<<<<

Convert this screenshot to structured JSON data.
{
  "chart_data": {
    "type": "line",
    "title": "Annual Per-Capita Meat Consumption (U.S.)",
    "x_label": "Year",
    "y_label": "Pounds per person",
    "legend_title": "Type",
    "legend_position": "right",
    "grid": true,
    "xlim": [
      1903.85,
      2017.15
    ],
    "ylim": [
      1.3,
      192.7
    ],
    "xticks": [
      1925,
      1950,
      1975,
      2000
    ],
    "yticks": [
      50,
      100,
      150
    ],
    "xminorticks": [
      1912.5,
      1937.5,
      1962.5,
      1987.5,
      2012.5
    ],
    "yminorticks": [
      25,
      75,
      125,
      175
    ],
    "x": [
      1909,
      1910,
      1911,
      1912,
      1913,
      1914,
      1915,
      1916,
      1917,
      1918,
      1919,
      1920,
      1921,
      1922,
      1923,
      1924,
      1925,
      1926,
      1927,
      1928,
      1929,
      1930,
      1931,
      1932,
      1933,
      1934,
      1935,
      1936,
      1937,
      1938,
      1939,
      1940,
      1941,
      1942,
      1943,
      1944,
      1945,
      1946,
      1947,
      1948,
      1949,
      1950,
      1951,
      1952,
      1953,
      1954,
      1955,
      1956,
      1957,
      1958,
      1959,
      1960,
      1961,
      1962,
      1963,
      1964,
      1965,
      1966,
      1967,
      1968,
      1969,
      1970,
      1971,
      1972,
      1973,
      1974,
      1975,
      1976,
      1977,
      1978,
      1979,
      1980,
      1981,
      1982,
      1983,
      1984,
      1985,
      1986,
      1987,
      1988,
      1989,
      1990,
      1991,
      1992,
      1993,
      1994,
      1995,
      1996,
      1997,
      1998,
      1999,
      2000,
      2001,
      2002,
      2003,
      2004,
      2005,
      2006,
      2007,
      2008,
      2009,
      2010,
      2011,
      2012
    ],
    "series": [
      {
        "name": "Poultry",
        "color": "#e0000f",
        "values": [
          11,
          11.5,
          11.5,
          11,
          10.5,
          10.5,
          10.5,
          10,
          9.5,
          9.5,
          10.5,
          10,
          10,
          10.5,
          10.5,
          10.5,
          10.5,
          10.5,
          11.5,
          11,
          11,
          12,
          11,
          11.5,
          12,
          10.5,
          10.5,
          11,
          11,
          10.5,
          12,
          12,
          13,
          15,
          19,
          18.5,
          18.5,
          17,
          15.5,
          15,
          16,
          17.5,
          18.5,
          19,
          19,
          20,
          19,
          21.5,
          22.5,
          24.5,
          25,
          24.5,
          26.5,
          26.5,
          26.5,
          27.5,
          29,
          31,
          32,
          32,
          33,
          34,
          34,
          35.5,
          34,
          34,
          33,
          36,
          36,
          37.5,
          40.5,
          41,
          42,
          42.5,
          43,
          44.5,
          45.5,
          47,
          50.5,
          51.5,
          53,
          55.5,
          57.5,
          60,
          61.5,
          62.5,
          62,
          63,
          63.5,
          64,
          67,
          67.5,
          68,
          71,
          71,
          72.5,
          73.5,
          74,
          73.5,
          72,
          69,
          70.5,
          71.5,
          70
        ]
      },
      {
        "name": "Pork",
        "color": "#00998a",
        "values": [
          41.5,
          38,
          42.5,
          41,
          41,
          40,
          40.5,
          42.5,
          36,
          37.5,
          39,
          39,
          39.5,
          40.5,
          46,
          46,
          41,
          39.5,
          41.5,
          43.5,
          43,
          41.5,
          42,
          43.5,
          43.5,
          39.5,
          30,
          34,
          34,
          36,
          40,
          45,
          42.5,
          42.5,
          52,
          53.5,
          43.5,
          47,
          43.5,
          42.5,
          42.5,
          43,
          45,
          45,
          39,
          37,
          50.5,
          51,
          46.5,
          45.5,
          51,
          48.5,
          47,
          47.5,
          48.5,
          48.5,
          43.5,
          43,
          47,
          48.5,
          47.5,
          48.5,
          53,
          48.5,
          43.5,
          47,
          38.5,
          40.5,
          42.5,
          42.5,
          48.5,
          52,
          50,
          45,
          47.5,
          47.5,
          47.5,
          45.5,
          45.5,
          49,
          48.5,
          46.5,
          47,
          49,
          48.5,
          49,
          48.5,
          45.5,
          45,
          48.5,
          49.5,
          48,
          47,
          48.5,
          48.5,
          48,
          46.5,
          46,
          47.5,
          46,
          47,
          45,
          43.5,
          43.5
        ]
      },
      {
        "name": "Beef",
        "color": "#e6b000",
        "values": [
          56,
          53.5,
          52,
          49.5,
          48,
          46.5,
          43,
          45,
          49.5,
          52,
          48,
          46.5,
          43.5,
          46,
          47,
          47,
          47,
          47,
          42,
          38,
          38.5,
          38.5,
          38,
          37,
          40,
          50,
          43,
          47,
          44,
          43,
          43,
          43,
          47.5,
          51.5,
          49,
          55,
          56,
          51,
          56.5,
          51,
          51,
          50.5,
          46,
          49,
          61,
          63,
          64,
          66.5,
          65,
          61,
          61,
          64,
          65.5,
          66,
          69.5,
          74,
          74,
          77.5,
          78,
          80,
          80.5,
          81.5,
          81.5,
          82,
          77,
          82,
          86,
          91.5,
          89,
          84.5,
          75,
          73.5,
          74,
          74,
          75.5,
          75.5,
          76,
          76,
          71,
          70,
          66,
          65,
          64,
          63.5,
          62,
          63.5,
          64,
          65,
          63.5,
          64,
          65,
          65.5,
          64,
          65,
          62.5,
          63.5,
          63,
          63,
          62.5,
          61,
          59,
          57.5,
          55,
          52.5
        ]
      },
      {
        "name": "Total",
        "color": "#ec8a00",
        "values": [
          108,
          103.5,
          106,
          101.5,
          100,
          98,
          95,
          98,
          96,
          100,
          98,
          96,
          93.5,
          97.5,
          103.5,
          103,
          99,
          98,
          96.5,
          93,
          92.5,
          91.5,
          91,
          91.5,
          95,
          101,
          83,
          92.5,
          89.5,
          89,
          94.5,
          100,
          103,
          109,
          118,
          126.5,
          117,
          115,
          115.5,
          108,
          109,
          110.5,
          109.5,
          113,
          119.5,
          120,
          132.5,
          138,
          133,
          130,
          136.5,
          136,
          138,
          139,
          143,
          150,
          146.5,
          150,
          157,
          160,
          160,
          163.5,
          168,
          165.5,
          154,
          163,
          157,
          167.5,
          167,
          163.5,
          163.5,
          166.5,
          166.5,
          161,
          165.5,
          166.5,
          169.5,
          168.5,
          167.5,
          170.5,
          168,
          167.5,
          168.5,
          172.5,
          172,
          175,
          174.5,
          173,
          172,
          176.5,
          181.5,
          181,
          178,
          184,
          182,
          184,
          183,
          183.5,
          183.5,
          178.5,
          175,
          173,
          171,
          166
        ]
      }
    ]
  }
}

>>>>
<<<<

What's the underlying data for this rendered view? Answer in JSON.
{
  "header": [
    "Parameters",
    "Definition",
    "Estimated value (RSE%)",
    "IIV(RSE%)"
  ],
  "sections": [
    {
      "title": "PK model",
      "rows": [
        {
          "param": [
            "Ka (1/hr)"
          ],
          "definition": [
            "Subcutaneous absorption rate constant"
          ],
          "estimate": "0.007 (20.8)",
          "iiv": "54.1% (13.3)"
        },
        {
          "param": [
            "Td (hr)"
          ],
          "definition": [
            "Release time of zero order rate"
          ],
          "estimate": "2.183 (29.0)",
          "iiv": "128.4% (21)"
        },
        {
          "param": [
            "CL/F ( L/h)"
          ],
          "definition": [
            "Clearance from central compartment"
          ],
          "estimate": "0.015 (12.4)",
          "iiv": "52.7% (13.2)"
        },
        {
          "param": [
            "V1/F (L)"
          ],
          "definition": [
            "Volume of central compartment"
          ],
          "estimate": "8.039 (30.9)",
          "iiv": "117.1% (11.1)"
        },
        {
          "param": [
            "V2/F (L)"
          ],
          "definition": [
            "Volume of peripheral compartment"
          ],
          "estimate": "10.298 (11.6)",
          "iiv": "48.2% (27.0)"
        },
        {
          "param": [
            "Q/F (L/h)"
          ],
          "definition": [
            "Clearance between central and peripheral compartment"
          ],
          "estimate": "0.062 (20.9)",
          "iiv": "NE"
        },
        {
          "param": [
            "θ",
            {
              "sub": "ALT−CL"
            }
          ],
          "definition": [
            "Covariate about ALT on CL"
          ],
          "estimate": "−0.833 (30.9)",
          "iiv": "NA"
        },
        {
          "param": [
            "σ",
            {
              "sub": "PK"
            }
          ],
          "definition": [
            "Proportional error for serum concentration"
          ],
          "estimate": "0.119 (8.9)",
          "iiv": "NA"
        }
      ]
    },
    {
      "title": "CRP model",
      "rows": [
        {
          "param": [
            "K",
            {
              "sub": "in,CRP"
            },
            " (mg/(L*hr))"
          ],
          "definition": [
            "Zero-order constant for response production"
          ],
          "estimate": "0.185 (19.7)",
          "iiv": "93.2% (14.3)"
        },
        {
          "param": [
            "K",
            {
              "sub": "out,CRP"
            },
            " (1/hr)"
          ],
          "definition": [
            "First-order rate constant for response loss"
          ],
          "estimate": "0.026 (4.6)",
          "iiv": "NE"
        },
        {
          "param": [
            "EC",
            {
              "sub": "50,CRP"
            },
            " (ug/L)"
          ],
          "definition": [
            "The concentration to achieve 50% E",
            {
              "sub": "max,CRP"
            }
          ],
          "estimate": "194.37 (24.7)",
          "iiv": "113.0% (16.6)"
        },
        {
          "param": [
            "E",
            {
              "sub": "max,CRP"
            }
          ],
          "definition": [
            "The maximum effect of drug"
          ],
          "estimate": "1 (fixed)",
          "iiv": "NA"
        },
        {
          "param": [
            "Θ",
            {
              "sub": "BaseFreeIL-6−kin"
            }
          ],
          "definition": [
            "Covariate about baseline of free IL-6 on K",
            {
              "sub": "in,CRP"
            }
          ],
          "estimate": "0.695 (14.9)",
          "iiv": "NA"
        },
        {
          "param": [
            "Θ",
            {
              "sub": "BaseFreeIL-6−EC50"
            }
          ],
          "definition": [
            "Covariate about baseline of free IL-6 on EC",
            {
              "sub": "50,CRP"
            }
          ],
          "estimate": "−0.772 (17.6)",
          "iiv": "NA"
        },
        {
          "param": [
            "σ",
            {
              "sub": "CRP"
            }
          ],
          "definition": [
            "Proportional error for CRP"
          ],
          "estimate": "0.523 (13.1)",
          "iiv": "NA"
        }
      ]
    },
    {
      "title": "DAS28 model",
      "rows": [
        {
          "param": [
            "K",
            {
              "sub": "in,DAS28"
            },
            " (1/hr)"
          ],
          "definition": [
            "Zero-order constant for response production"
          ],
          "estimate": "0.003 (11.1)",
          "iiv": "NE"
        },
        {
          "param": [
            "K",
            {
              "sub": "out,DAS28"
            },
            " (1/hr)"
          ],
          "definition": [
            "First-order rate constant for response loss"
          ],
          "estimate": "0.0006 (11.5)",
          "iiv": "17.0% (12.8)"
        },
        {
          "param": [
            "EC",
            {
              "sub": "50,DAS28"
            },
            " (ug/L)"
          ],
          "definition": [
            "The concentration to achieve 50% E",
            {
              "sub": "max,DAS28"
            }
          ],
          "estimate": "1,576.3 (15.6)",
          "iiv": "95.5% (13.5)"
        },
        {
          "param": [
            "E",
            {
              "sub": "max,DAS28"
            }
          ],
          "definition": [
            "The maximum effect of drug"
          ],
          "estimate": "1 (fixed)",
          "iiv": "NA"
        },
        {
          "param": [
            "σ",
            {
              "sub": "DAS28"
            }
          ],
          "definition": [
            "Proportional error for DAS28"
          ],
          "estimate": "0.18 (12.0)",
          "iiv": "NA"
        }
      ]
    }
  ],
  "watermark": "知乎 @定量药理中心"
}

>>>>

#### [TO DO]
From the entries above, copy every line that holds the word "error".

#### [FINAL ANSWER]
            "Proportional error for serum concentration"
            "Proportional error for CRP"
            "Proportional error for DAS28"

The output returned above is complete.